● **What you need to do**: Seek out every line containing the word "screenshot", and copy each.
----- Data supplied
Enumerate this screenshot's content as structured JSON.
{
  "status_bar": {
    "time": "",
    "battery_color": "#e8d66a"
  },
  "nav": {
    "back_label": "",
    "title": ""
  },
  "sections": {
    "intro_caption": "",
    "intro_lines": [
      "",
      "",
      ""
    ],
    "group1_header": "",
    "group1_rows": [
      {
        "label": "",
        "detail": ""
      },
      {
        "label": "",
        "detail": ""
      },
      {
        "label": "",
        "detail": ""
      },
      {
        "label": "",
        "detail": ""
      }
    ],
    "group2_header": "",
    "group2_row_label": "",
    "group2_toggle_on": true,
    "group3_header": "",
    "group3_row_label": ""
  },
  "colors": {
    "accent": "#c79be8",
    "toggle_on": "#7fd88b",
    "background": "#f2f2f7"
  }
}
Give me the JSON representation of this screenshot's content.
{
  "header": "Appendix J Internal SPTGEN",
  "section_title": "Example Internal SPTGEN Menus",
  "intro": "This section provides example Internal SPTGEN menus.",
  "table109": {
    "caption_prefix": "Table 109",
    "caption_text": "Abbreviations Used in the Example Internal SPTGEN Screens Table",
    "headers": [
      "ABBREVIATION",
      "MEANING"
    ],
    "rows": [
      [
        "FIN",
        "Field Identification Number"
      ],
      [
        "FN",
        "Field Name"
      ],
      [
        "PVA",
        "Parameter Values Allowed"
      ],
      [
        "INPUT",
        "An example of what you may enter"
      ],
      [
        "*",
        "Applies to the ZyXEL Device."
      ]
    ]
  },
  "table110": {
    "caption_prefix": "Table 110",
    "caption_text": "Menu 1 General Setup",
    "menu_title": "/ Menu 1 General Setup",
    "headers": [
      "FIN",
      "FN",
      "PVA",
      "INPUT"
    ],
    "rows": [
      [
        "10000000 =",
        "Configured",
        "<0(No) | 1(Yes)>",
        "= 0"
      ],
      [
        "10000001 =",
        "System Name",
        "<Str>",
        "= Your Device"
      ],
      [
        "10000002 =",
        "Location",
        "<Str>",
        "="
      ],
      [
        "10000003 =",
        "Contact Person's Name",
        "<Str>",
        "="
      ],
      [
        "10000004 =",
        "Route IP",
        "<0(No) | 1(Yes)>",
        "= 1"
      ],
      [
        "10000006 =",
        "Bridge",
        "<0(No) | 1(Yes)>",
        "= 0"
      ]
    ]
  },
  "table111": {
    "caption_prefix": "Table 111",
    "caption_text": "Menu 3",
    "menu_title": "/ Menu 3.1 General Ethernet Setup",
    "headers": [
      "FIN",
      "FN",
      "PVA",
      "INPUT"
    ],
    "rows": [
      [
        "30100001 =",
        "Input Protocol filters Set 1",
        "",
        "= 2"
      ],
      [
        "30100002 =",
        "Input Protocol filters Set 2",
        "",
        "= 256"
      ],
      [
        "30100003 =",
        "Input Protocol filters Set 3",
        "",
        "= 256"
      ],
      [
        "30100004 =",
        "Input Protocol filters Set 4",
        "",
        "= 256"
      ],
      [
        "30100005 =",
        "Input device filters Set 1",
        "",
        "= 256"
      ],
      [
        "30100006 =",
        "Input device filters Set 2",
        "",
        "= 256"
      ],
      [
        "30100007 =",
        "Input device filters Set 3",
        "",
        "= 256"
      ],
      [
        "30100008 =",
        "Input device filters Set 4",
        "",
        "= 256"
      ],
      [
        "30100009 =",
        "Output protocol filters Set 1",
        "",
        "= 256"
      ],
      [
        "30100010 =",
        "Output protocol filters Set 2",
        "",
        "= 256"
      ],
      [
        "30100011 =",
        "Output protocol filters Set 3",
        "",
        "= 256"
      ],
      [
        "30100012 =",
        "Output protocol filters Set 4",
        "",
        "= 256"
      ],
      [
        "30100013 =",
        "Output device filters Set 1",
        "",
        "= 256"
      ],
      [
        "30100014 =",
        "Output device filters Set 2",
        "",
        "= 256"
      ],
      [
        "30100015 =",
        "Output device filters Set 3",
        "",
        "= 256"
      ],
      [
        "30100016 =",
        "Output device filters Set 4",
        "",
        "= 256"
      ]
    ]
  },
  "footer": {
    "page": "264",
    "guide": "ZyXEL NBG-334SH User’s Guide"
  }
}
----------
● **Reply to the task**:
Enumerate this screenshot's content as structured JSON.
Give me the JSON representation of this screenshot's content.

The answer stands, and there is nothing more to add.